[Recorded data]
+ + +

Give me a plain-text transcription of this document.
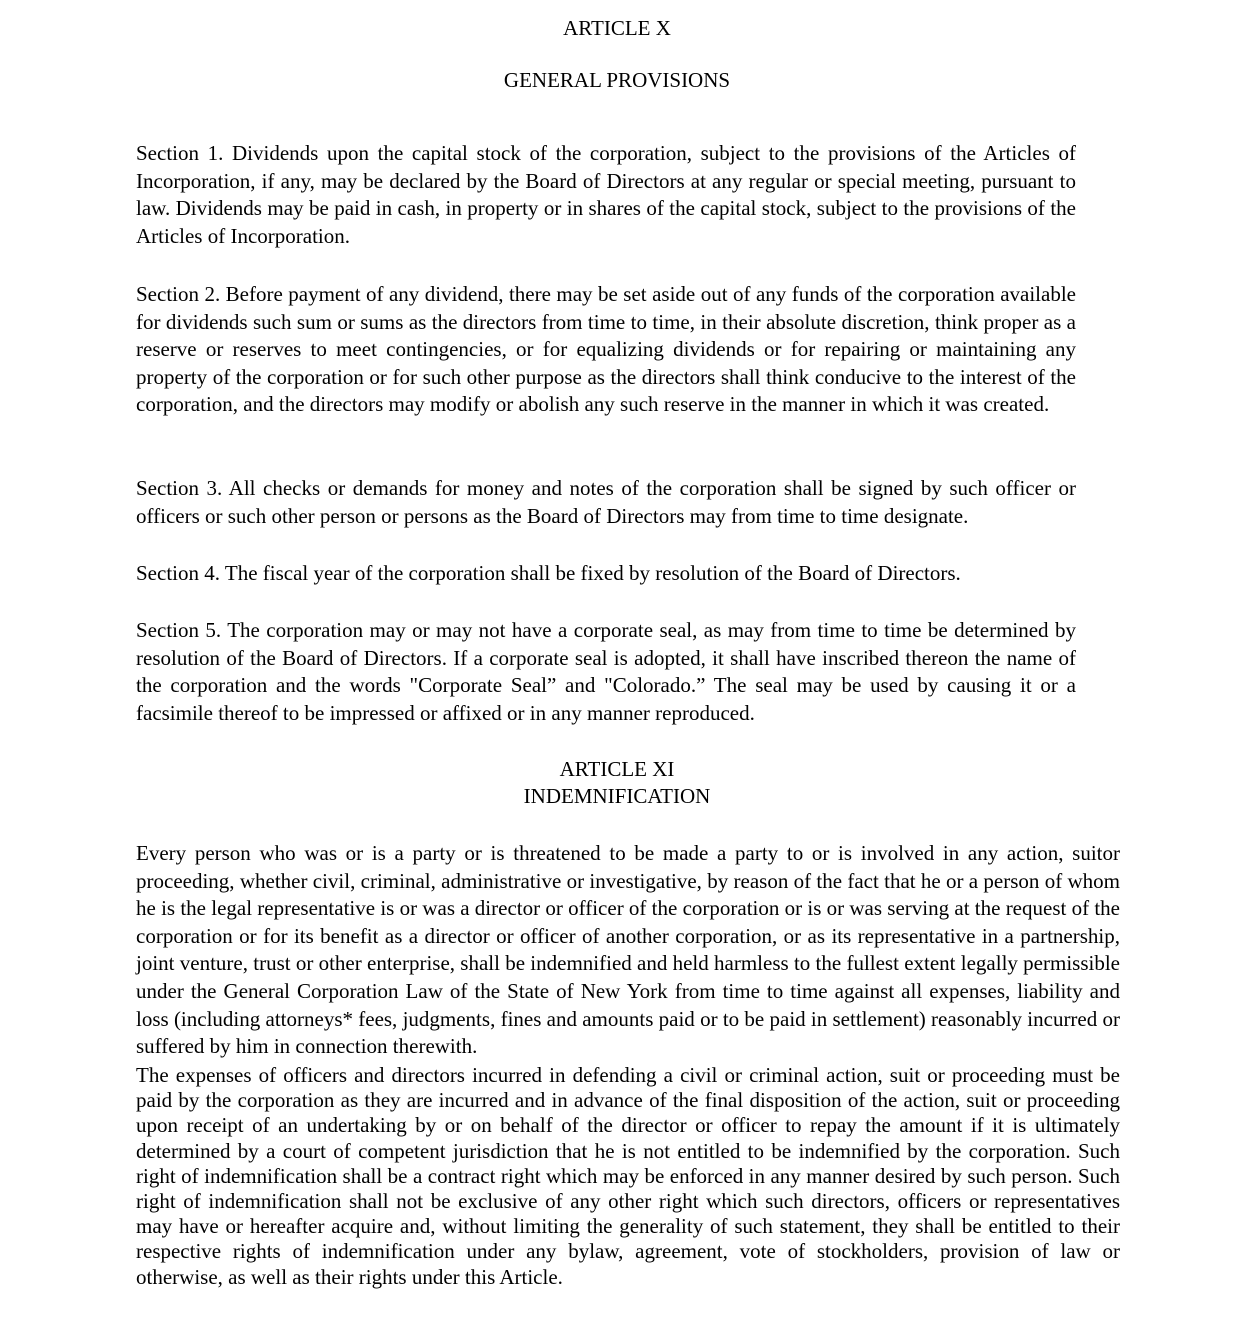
ARTICLE X
GENERAL PROVISIONS

Section 1. Dividends upon the capital stock of the corporation, subject to the provisions of the Articles of Incorporation, if any, may be declared by the Board of Directors at any regular or special meeting, pursuant to law. Dividends may be paid in cash, in property or in shares of the capital stock, subject to the provisions of the Articles of Incorporation.

Section 2. Before payment of any dividend, there may be set aside out of any funds of the corporation available for dividends such sum or sums as the directors from time to time, in their absolute discretion, think proper as a reserve or reserves to meet contingencies, or for equalizing dividends or for repairing or maintaining any property of the corporation or for such other purpose as the directors shall think conducive to the interest of the corporation, and the directors may modify or abolish any such reserve in the manner in which it was created.

Section 3. All checks or demands for money and notes of the corporation shall be signed by such officer or officers or such other person or persons as the Board of Directors may from time to time designate.

Section 4. The fiscal year of the corporation shall be fixed by resolution of the Board of Directors.

Section 5. The corporation may or may not have a corporate seal, as may from time to time be determined by resolution of the Board of Directors. If a corporate seal is adopted, it shall have inscribed thereon the name of the corporation and the words "Corporate Seal” and "Colorado.” The seal may be used by causing it or a facsimile thereof to be impressed or affixed or in any manner reproduced.

ARTICLE XI
INDEMNIFICATION

Every person who was or is a party or is threatened to be made a party to or is involved in any action, suitor proceeding, whether civil, criminal, administrative or investigative, by reason of the fact that he or a person of whom he is the legal representative is or was a director or officer of the corporation or is or was serving at the request of the corporation or for its benefit as a director or officer of another corporation, or as its representative in a partnership, joint venture, trust or other enterprise, shall be indemnified and held harmless to the fullest extent legally permissible under the General Corporation Law of the State of New York from time to time against all expenses, liability and loss (including attorneys* fees, judgments, fines and amounts paid or to be paid in settlement) reasonably incurred or suffered by him in connection therewith.

The expenses of officers and directors incurred in defending a civil or criminal action, suit or proceeding must be paid by the corporation as they are incurred and in advance of the final disposition of the action, suit or proceeding upon receipt of an undertaking by or on behalf of the director or officer to repay the amount if it is ultimately determined by a court of competent jurisdiction that he is not entitled to be indemnified by the corporation. Such right of indemnification shall be a contract right which may be enforced in any manner desired by such person. Such right of indemnification shall not be exclusive of any other right which such directors, officers or representatives may have or hereafter acquire and, without limiting the generality of such statement, they shall be entitled to their respective rights of indemnification under any bylaw, agreement, vote of stockholders, provision of law or otherwise, as well as their rights under this Article.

+ + +

* [EXERCISE DESCRIPTION]:
Using the listing above, locate the lines that hold "upon" and copy each one.

* [WRITTEN SOLUTION]:
Section 1. Dividends upon the capital stock of the corporation, subject to the provisions of the Articles of Incorporation, if any, may be declared by the Board of Directors at any regular or special meeting, pursuant to law. Dividends may be paid in cash, in property or in shares of the capital stock, subject to the provisions of the Articles of Incorporation.
The expenses of officers and directors incurred in defending a civil or criminal action, suit or proceeding must be paid by the corporation as they are incurred and in advance of the final disposition of the action, suit or proceeding upon receipt of an undertaking by or on behalf of the director or officer to repay the amount if it is ultimately determined by a court of competent jurisdiction that he is not entitled to be indemnified by the corporation. Such right of indemnification shall be a contract right which may be enforced in any manner desired by such person. Such right of indemnification shall not be exclusive of any other right which such directors, officers or representatives may have or hereafter acquire and, without limiting the generality of such statement, they shall be entitled to their respective rights of indemnification under any bylaw, agreement, vote of stockholders, provision of law or otherwise, as well as their rights under this Article.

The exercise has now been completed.